▶ YOUR INSTRUCTIONS
Copy out each line that has "поселение" in it.

···

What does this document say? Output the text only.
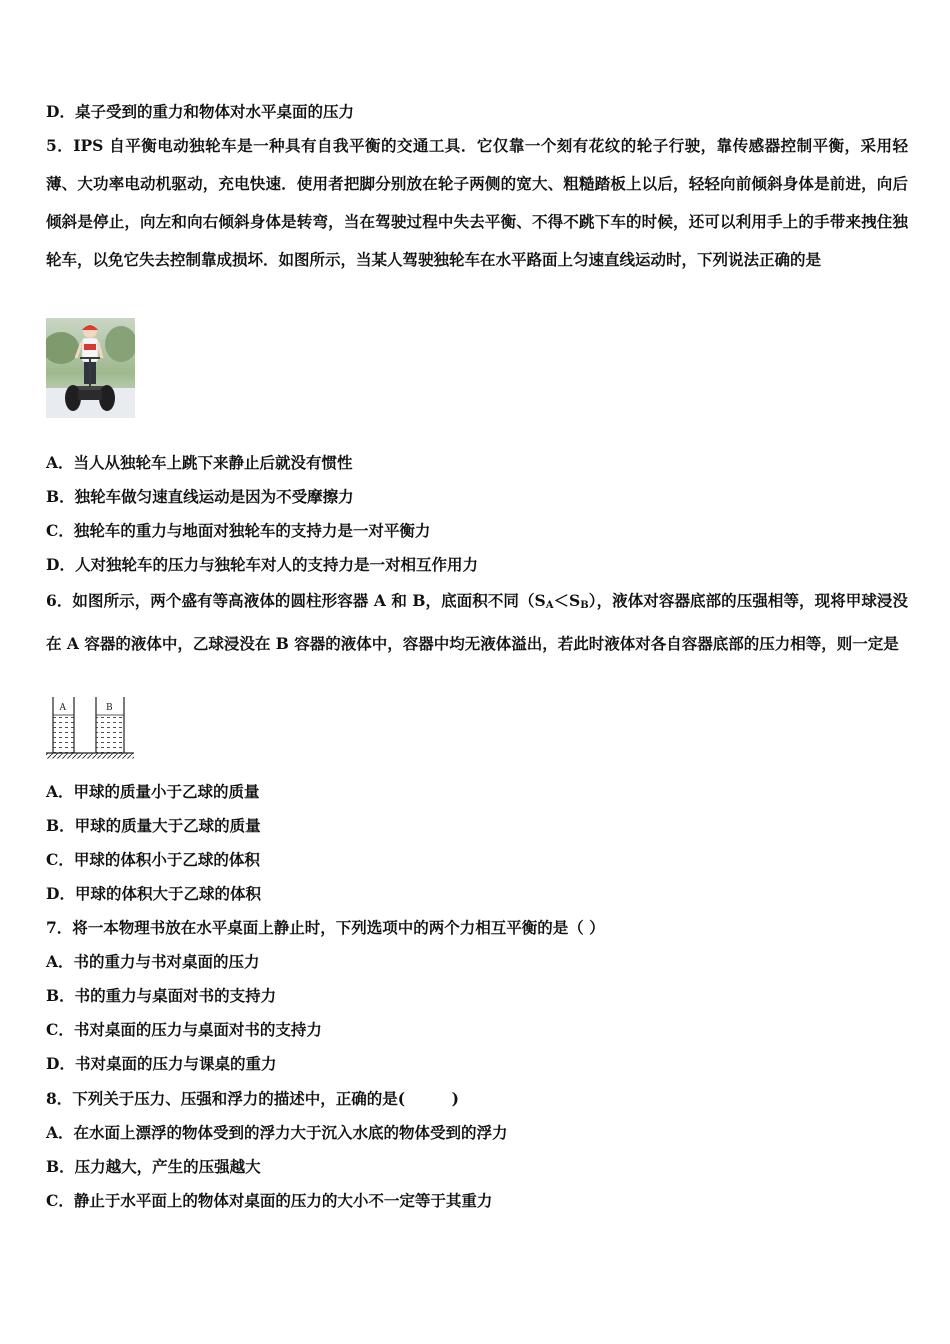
D．桌子受到的重力和物体对水平桌面的压力
5．IPS 自平衡电动独轮车是一种具有自我平衡的交通工具．它仅靠一个刻有花纹的轮子行驶，靠传感器控制平衡，采用轻薄、大功率电动机驱动，充电快速．使用者把脚分别放在轮子两侧的宽大、粗糙踏板上以后，轻轻向前倾斜身体是前进，向后倾斜是停止，向左和向右倾斜身体是转弯，当在驾驶过程中失去平衡、不得不跳下车的时候，还可以利用手上的手带来拽住独轮车，以免它失去控制靠成损坏．如图所示，当某人驾驶独轮车在水平路面上匀速直线运动时，下列说法正确的是
A．当人从独轮车上跳下来静止后就没有惯性
B．独轮车做匀速直线运动是因为不受摩擦力
C．独轮车的重力与地面对独轮车的支持力是一对平衡力
D．人对独轮车的压力与独轮车对人的支持力是一对相互作用力
6．如图所示，两个盛有等高液体的圆柱形容器 A 和 B，底面积不同$(S_A<S_B)$，液体对容器底部的压强相等，现将甲球浸没在 A 容器的液体中，乙球浸没在 B 容器的液体中，容器中均无液体溢出，若此时液体对各自容器底部的压力相等，则一定是
A	B
A．甲球的质量小于乙球的质量
B．甲球的质量大于乙球的质量
C．甲球的体积小于乙球的体积
D．甲球的体积大于乙球的体积
7．将一本物理书放在水平桌面上静止时，下列选项中的两个力相互平衡的是（ ）
A．书的重力与书对桌面的压力
B．书的重力与桌面对书的支持力
C．书对桌面的压力与桌面对书的支持力
D．书对桌面的压力与课桌的重力
8．下列关于压力、压强和浮力的描述中，正确的是(　　　)
A．在水面上漂浮的物体受到的浮力大于沉入水底的物体受到的浮力
B．压力越大，产生的压强越大
C．静止于水平面上的物体对桌面的压力的大小不一定等于其重力
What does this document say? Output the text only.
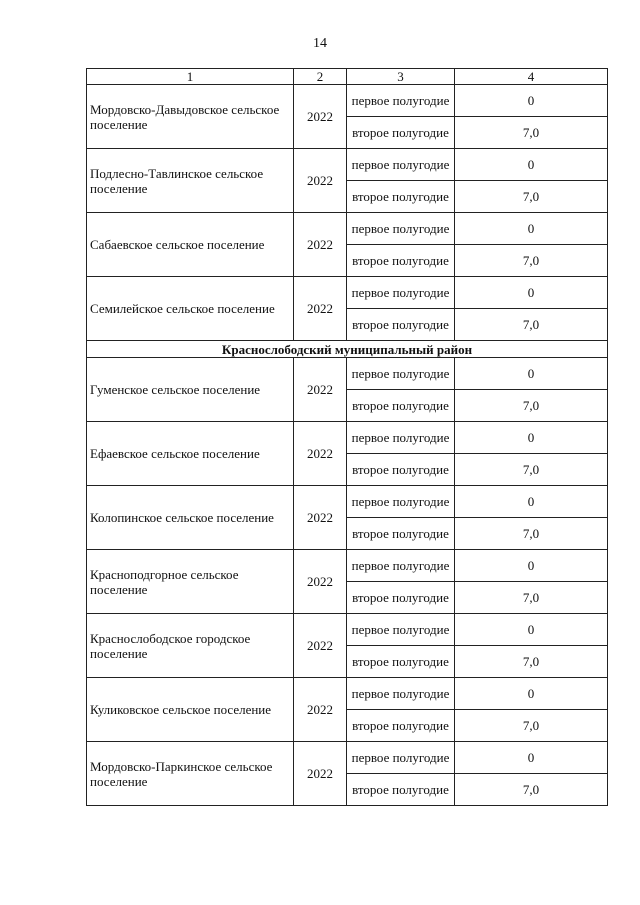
14
1	2	3	4
Мордовско-Давыдовское сельское поселение	2022	первое полугодие	0
		второе полугодие	7,0
Подлесно-Тавлинское сельское поселение	2022	первое полугодие	0
		второе полугодие	7,0
Сабаевское сельское поселение	2022	первое полугодие	0
		второе полугодие	7,0
Семилейское сельское поселение	2022	первое полугодие	0
		второе полугодие	7,0
Краснослободский муниципальный район			
Гуменское сельское поселение	2022	первое полугодие	0
		второе полугодие	7,0
Ефаевское сельское поселение	2022	первое полугодие	0
		второе полугодие	7,0
Колопинское сельское поселение	2022	первое полугодие	0
		второе полугодие	7,0
Красноподгорное сельское поселение	2022	первое полугодие	0
		второе полугодие	7,0
Краснослободское городское поселение	2022	первое полугодие	0
		второе полугодие	7,0
Куликовское сельское поселение	2022	первое полугодие	0
		второе полугодие	7,0
Мордовско-Паркинское сельское поселение	2022	первое полугодие	0
		второе полугодие	7,0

···

▶ ANSWER TO THIS EXERCISE
Мордовско-Давыдовское сельское поселение	2022	первое полугодие	0
Подлесно-Тавлинское сельское поселение	2022	первое полугодие	0
Сабаевское сельское поселение	2022	первое полугодие	0
Семилейское сельское поселение	2022	первое полугодие	0
Гуменское сельское поселение	2022	первое полугодие	0
Ефаевское сельское поселение	2022	первое полугодие	0
Колопинское сельское поселение	2022	первое полугодие	0
Красноподгорное сельское поселение	2022	первое полугодие	0
Краснослободское городское поселение	2022	первое полугодие	0
Куликовское сельское поселение	2022	первое полугодие	0
Мордовско-Паркинское сельское поселение	2022	первое полугодие	0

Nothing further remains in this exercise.